=== INSTRUCTION ===
Output each entry verbatim and exclude every picture from it.

=== THE RECORDS ===
┄┄┄┄┄┄┄┄┄┄┄┄┄┄┄┄┄┄┄┄
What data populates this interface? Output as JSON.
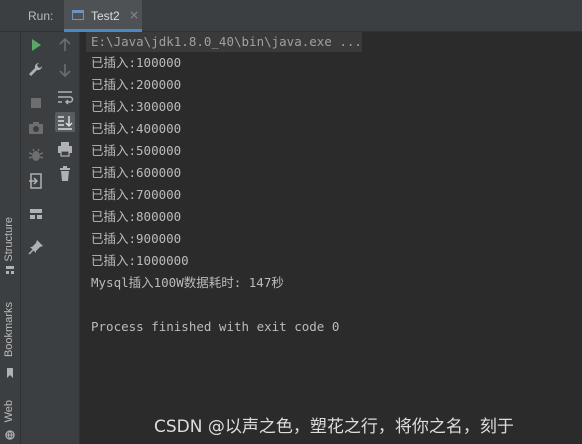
{
  "toolbar": {
    "run_label": "Run:"
  },
  "tab": {
    "label": "Test2",
    "close": "×"
  },
  "sidebar": {
    "structure": "Structure",
    "bookmarks": "Bookmarks",
    "web": "Web"
  },
  "console": {
    "command": "E:\\Java\\jdk1.8.0_40\\bin\\java.exe ...",
    "lines": [
      "已插入:100000",
      "已插入:200000",
      "已插入:300000",
      "已插入:400000",
      "已插入:500000",
      "已插入:600000",
      "已插入:700000",
      "已插入:800000",
      "已插入:900000",
      "已插入:1000000",
      "Mysql插入100W数据耗时: 147秒",
      "",
      "Process finished with exit code 0"
    ]
  },
  "watermark": "CSDN @以声之色，塑花之行，将你之名，刻于",
  "icons": {
    "col1": [
      "run-icon",
      "wrench-icon",
      "stop-icon",
      "camera-icon",
      "debug-icon",
      "exit-icon",
      "layout-icon",
      "pin-icon"
    ],
    "col2": [
      "arrow-up-icon",
      "arrow-down-icon",
      "soft-wrap-icon",
      "scroll-to-end-icon",
      "print-icon",
      "trash-icon"
    ]
  },
  "colors": {
    "accent": "#4a88c7",
    "run_green": "#59a869",
    "background": "#2b2b2b",
    "panel": "#3c3f41"
  }
}
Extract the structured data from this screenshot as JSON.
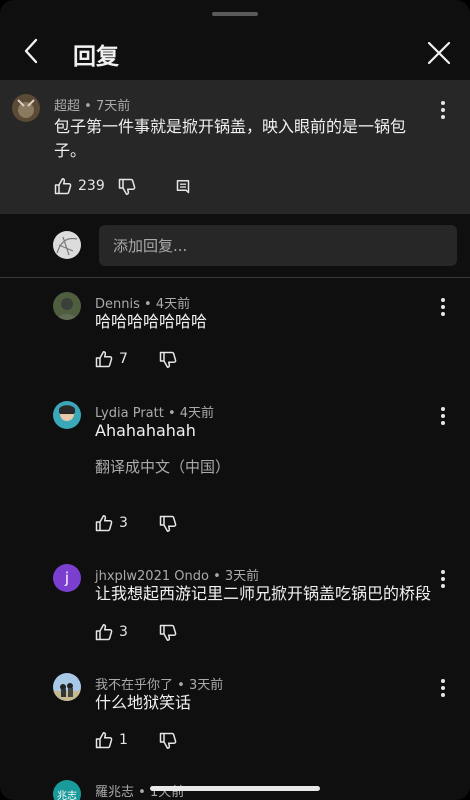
{
  "header": {
    "title": "回复"
  },
  "parent_comment": {
    "author": "超超",
    "time": "7天前",
    "text_line1": "包子第一件事就是掀开锅盖，映入眼前的是一锅包",
    "text_line2": "子。",
    "likes": "239"
  },
  "reply_box": {
    "placeholder": "添加回复..."
  },
  "replies": [
    {
      "author": "Dennis",
      "time": "4天前",
      "text": "哈哈哈哈哈哈哈",
      "likes": "7"
    },
    {
      "author": "Lydia Pratt",
      "time": "4天前",
      "text": "Ahahahahah",
      "translate": "翻译成中文（中国）",
      "likes": "3"
    },
    {
      "author": "jhxplw2021 Ondo",
      "time": "3天前",
      "text": "让我想起西游记里二师兄掀开锅盖吃锅巴的桥段",
      "likes": "3",
      "avatar_letter": "j"
    },
    {
      "author": "我不在乎你了",
      "time": "3天前",
      "text": "什么地狱笑话",
      "likes": "1"
    },
    {
      "author": "羅兆志",
      "time": "1天前",
      "avatar_text": "兆志"
    }
  ],
  "colors": {
    "background": "#0f0f0f",
    "parent_bg": "#272727",
    "meta": "#aaaaaa",
    "purple_avatar": "#7b3fd0",
    "teal_avatar": "#1a9a9a"
  }
}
┄┄┄┄┄┄┄┄┄┄┄┄┄┄┄┄┄┄┄┄
=== TASK RESPONSE ===
What data populates this interface? Output as JSON.
{
  "toolbar": {
    "run_label": "Run:"
  },
  "tab": {
    "label": "Test2",
    "close": "×"
  },
  "sidebar": {
    "structure": "Structure",
    "bookmarks": "Bookmarks",
    "web": "Web"
  },
  "console": {
    "command": "E:\\Java\\jdk1.8.0_40\\bin\\java.exe ...",
    "lines": [
      "已插入:100000",
      "已插入:200000",
      "已插入:300000",
      "已插入:400000",
      "已插入:500000",
      "已插入:600000",
      "已插入:700000",
      "已插入:800000",
      "已插入:900000",
      "已插入:1000000",
      "Mysql插入100W数据耗时: 147秒",
      "",
      "Process finished with exit code 0"
    ]
  },
  "watermark": "CSDN @以声之色，塑花之行，将你之名，刻于",
  "icons": {
    "col1": [
      "run-icon",
      "wrench-icon",
      "stop-icon",
      "camera-icon",
      "debug-icon",
      "exit-icon",
      "layout-icon",
      "pin-icon"
    ],
    "col2": [
      "arrow-up-icon",
      "arrow-down-icon",
      "soft-wrap-icon",
      "scroll-to-end-icon",
      "print-icon",
      "trash-icon"
    ]
  },
  "colors": {
    "accent": "#4a88c7",
    "run_green": "#59a869",
    "background": "#2b2b2b",
    "panel": "#3c3f41"
  }
}
Extract the structured data from this screenshot as JSON.
{
  "header": {
    "title": "回复"
  },
  "parent_comment": {
    "author": "超超",
    "time": "7天前",
    "text_line1": "包子第一件事就是掀开锅盖，映入眼前的是一锅包",
    "text_line2": "子。",
    "likes": "239"
  },
  "reply_box": {
    "placeholder": "添加回复..."
  },
  "replies": [
    {
      "author": "Dennis",
      "time": "4天前",
      "text": "哈哈哈哈哈哈哈",
      "likes": "7"
    },
    {
      "author": "Lydia Pratt",
      "time": "4天前",
      "text": "Ahahahahah",
      "translate": "翻译成中文（中国）",
      "likes": "3"
    },
    {
      "author": "jhxplw2021 Ondo",
      "time": "3天前",
      "text": "让我想起西游记里二师兄掀开锅盖吃锅巴的桥段",
      "likes": "3",
      "avatar_letter": "j"
    },
    {
      "author": "我不在乎你了",
      "time": "3天前",
      "text": "什么地狱笑话",
      "likes": "1"
    },
    {
      "author": "羅兆志",
      "time": "1天前",
      "avatar_text": "兆志"
    }
  ],
  "colors": {
    "background": "#0f0f0f",
    "parent_bg": "#272727",
    "meta": "#aaaaaa",
    "purple_avatar": "#7b3fd0",
    "teal_avatar": "#1a9a9a"
  }
}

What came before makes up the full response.